**Provided data**
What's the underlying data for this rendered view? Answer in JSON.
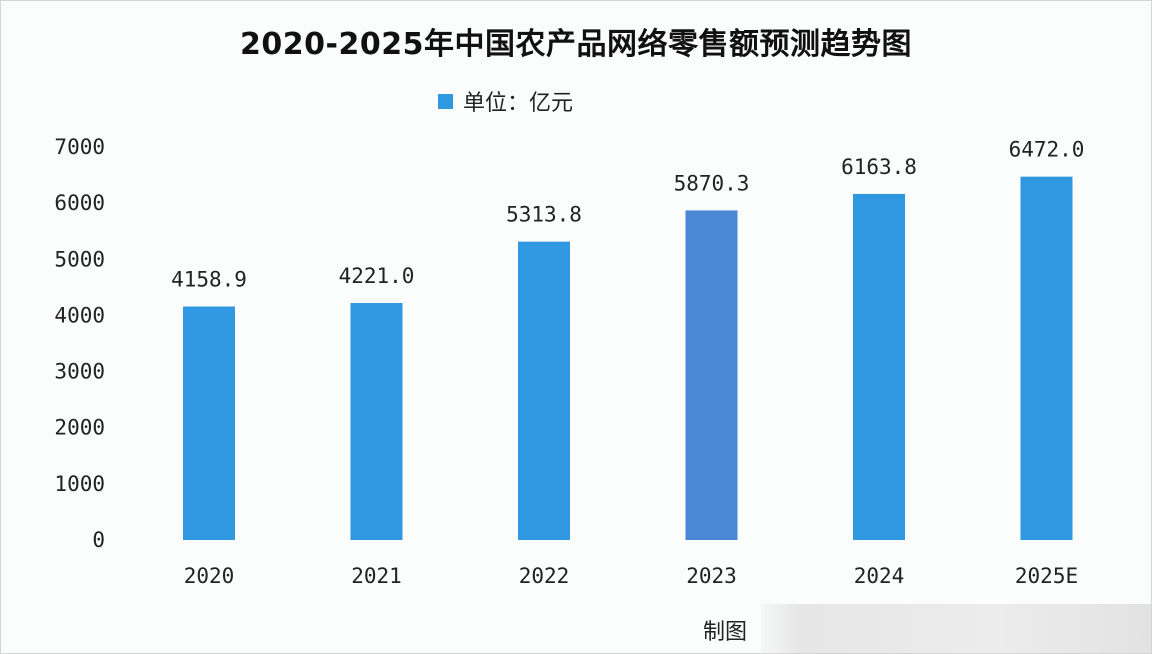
{
  "chart_data": {
    "type": "bar",
    "title": "2020-2025年中国农产品网络零售额预测趋势图",
    "legend": {
      "label": "单位：亿元",
      "placement": "top-left"
    },
    "categories": [
      "2020",
      "2021",
      "2022",
      "2023",
      "2024",
      "2025E"
    ],
    "series": [
      {
        "values": [
          4158.9,
          4221.0,
          5313.8,
          5870.3,
          6163.8,
          6472.0
        ]
      }
    ],
    "value_labels": [
      "4158.9",
      "4221.0",
      "5313.8",
      "5870.3",
      "6163.8",
      "6472.0"
    ],
    "yticks": [
      "0",
      "1000",
      "2000",
      "3000",
      "4000",
      "5000",
      "6000",
      "7000"
    ],
    "ylim": [
      0,
      7000
    ],
    "grid": false,
    "colors": {
      "bar": "#2f98e0",
      "bar_highlight": "#4a88d6"
    }
  },
  "footer": {
    "label": "制图"
  }
}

**Set problem**
Keep every word of the data as it is when you write it out, but drop the pictures.

**Full solution**
What's the underlying data for this rendered view? Answer in JSON.
{
  "chart_data": {
    "type": "bar",
    "title": "2020-2025年中国农产品网络零售额预测趋势图",
    "legend": {
      "label": "单位：亿元",
      "placement": "top-left"
    },
    "categories": [
      "2020",
      "2021",
      "2022",
      "2023",
      "2024",
      "2025E"
    ],
    "series": [
      {
        "values": [
          4158.9,
          4221.0,
          5313.8,
          5870.3,
          6163.8,
          6472.0
        ]
      }
    ],
    "value_labels": [
      "4158.9",
      "4221.0",
      "5313.8",
      "5870.3",
      "6163.8",
      "6472.0"
    ],
    "yticks": [
      "0",
      "1000",
      "2000",
      "3000",
      "4000",
      "5000",
      "6000",
      "7000"
    ],
    "ylim": [
      0,
      7000
    ],
    "grid": false,
    "colors": {
      "bar": "#2f98e0",
      "bar_highlight": "#4a88d6"
    }
  },
  "footer": {
    "label": "制图"
  }
}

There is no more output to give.